(Study text)

I haven't gotten there yet.  The work I had lined in southern MN was put on hold because the frost laws went into effect about the time we scheduled the work and they couldn't roll the crane to my tower.  But I'll be in Shawano WI next week which is 3 or 4 hours from the kennel in MN so if I'm ahead of schedule I'll make the drive.  

As a side note I was in the Rhinelander area for 5 days the first week in April.  For the guys planning on heading to WI for grouse and woodcock this fall that area should be great. 1000's and 1000's of acres of clearcuts are coming into their prime within a 75 mile radius of Rhinelander. It snowed 8" of wet heavy snow that lasted 2 days so any nesting woodcock took a beating but the snow was pretty much just where I was.


----------



## Coach K (Apr 23, 2017)

Killinstuff said:


> I haven't gotten there yet.  The work I had lined in southern MN was put on hold because the frost laws went into effect about the time we scheduled the work and they couldn't roll the crane to my tower.  But I'll be in Shawano WI next week which is 3 or 4 hours from the kennel in MN so if I'm ahead of schedule I'll make the drive.

(End Study text)

#### Task set:
[A] In the forum thread, why was the work in southern Minnesota put on hold?
[B] Write the next part of the forum thread, picking up after its last sentence.
The entries are separate material, unrelated to the forum thread.

(Data)

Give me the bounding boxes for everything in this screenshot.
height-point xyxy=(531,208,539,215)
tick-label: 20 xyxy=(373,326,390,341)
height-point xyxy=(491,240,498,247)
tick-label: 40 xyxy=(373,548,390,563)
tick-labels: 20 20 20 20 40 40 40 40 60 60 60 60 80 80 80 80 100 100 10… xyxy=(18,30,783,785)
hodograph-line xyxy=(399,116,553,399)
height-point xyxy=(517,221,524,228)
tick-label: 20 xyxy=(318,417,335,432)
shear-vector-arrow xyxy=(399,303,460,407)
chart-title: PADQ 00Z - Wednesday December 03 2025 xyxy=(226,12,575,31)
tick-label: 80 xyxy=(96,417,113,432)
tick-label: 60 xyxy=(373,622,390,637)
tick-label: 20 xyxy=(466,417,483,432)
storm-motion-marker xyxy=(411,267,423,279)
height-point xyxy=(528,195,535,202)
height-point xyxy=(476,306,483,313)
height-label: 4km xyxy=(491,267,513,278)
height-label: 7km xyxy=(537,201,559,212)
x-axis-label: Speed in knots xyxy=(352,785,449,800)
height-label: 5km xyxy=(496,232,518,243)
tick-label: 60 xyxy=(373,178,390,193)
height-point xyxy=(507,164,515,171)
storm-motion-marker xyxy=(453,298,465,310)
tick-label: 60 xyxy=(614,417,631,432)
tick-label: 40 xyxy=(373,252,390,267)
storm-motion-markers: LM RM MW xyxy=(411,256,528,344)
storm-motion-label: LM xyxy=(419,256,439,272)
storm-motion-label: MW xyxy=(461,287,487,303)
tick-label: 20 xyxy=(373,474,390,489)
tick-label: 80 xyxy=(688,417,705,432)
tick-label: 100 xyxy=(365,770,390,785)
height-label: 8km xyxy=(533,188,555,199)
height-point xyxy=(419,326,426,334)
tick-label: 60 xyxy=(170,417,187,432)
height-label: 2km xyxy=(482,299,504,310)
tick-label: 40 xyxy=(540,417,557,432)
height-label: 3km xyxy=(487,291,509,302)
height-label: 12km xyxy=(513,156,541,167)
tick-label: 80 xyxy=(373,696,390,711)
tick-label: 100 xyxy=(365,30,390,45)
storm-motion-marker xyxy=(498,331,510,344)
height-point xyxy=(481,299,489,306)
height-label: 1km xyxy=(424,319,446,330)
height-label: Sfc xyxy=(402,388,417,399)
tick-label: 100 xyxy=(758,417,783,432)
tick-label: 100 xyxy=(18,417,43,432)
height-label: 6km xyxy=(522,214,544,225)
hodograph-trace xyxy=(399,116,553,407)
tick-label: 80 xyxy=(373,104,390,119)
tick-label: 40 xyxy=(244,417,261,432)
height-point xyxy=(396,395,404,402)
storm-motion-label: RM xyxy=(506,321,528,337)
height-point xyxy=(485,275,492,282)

(End Data)

#### Exercise results:
[A] The frost laws went into effect around the time the work was scheduled, so the crane couldn't be rolled to the tower.

[B]
> 
> As a side note I was in the Rhinelander area for 5 days the first week in April.  For the guys planning on heading to WI for grouse and woodcock this fall that area should be great. 1000's and 1000's of acres of clearcuts are coming into their prime within a 75 mile radius of Rhinelander. It snowed 8" of wet heavy snow that lasted 2 days so any nesting woodcock took a beating but the snow was pretty much just where I was.



Wisconsin is very nice grouse country.  You can equal it but not beat it.  Been through Rhinelander myself on my way to my camp.

Here's a link to the video section of my hunting/training page.  If you look at the videos Sept - Nov of last year we hunted 2 mths straight.  I was sure ready for some steak when I got back to GA!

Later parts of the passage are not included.